> **EXERCISE MATERIALS**:
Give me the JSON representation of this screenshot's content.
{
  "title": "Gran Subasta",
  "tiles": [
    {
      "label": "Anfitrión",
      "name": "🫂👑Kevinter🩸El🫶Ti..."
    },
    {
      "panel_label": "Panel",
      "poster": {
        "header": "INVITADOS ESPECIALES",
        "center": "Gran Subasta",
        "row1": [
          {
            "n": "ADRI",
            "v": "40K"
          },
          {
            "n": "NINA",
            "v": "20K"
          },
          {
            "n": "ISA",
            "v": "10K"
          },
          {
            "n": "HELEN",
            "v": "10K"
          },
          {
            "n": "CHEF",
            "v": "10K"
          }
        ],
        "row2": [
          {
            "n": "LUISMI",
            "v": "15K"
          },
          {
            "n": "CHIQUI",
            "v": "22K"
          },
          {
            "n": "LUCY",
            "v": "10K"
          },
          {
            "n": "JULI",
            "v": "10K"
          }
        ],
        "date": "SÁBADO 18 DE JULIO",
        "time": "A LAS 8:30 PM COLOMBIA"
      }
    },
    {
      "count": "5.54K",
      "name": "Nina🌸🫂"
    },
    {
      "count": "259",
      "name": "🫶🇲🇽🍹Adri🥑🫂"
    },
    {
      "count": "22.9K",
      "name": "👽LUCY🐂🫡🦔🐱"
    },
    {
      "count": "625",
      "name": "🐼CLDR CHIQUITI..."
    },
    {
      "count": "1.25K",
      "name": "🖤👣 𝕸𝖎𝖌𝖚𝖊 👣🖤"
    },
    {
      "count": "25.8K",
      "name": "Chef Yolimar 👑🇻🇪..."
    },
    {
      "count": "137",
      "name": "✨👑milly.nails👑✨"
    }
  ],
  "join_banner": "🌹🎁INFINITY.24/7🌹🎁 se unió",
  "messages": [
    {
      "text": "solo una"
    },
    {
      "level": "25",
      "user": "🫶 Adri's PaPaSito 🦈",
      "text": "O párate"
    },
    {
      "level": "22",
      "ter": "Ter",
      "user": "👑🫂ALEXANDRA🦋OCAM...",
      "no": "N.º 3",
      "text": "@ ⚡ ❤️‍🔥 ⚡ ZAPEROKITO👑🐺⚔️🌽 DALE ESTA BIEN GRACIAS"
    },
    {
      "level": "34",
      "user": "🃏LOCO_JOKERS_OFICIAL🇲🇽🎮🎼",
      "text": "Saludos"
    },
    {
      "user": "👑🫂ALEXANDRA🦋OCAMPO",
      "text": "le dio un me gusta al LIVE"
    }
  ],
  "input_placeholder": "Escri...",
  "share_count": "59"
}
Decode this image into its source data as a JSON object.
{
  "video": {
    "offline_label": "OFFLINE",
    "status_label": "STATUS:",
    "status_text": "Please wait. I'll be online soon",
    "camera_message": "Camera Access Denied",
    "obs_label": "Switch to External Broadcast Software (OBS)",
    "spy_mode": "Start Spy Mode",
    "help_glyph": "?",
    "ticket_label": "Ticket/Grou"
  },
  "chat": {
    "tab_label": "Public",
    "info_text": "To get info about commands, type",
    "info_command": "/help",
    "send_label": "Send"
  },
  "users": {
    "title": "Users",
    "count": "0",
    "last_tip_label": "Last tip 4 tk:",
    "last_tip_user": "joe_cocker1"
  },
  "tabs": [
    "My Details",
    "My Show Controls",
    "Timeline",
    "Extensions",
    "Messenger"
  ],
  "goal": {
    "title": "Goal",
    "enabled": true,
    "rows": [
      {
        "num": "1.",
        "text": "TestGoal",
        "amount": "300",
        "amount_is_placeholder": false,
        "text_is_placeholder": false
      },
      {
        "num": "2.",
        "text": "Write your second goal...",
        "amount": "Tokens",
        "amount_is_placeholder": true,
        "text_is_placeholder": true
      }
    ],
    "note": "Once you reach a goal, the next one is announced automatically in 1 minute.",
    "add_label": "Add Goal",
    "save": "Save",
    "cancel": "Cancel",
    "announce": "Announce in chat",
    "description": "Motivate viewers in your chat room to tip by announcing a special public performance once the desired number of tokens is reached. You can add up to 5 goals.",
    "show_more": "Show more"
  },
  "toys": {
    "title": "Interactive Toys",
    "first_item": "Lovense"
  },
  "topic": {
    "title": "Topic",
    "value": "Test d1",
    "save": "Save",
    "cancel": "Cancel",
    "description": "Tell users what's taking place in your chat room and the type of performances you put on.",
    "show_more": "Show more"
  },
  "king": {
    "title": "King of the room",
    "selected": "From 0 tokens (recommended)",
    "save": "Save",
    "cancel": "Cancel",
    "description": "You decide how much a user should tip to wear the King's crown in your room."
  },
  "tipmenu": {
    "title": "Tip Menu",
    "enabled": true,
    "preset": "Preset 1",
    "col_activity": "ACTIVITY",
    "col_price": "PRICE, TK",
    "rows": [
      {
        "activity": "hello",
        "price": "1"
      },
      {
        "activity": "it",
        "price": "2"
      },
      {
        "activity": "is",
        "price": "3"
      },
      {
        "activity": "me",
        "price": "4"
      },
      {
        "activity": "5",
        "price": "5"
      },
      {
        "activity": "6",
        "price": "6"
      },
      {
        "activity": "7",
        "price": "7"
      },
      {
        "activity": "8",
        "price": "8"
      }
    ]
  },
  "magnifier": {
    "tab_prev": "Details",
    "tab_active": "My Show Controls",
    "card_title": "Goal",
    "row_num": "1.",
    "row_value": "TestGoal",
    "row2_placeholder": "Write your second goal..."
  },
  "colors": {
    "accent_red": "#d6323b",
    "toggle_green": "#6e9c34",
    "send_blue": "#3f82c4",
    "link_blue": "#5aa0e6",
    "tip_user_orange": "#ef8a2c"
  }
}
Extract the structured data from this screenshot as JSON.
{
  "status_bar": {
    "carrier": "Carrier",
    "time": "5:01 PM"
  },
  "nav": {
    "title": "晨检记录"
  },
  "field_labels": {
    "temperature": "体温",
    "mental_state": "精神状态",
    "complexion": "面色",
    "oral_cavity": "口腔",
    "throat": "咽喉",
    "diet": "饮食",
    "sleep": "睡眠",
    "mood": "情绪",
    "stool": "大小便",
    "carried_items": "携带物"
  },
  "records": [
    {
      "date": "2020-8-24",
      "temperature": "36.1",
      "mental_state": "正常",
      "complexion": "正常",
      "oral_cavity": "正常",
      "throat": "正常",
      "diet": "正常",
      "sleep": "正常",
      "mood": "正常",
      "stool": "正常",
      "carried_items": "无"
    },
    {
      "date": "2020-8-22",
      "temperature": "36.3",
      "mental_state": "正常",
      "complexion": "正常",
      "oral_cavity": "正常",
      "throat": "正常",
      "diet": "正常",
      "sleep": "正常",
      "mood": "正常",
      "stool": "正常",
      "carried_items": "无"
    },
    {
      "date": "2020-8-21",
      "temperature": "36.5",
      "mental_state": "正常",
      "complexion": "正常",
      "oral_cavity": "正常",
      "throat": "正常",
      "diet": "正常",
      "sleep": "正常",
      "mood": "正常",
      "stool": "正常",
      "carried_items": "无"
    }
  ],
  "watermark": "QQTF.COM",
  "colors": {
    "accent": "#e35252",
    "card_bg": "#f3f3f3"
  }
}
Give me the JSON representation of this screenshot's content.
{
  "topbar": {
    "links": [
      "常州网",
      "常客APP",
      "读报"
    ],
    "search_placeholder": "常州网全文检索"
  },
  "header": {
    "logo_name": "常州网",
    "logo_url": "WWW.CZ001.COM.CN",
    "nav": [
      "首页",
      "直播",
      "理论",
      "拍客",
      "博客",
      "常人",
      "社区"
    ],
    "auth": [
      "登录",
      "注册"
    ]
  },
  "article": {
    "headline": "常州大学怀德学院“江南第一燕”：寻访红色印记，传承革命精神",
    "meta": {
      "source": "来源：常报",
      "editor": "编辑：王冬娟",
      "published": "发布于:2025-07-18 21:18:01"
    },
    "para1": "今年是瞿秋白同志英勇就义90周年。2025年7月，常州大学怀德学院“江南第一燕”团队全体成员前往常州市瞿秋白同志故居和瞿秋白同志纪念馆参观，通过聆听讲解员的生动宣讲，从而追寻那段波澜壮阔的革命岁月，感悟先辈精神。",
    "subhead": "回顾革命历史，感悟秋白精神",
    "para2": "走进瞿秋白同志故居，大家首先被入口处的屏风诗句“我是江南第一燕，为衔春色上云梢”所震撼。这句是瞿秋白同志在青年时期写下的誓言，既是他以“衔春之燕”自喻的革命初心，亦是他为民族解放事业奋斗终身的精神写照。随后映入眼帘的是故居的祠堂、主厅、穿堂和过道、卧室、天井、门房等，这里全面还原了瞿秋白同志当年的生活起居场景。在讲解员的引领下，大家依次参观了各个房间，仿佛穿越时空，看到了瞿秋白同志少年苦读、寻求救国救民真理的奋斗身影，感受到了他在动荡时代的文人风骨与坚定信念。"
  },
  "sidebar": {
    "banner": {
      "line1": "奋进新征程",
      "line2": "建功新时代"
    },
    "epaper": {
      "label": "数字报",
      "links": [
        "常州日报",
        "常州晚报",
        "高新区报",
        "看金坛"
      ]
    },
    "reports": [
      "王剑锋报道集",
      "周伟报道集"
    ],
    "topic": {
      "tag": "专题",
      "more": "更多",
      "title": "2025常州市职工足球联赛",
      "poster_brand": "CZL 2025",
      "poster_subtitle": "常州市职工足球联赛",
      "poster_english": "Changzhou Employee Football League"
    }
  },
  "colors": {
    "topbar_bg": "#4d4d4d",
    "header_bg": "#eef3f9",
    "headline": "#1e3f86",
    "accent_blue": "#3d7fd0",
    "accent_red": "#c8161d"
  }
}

> **WHAT IS EXPECTED**:
Select the lines in this material that hold the word "headline", leaving none out.

> **THE REPLY**:
    "headline": "常州大学怀德学院“江南第一燕”：寻访红色印记，传承革命精神",
    "headline": "#1e3f86",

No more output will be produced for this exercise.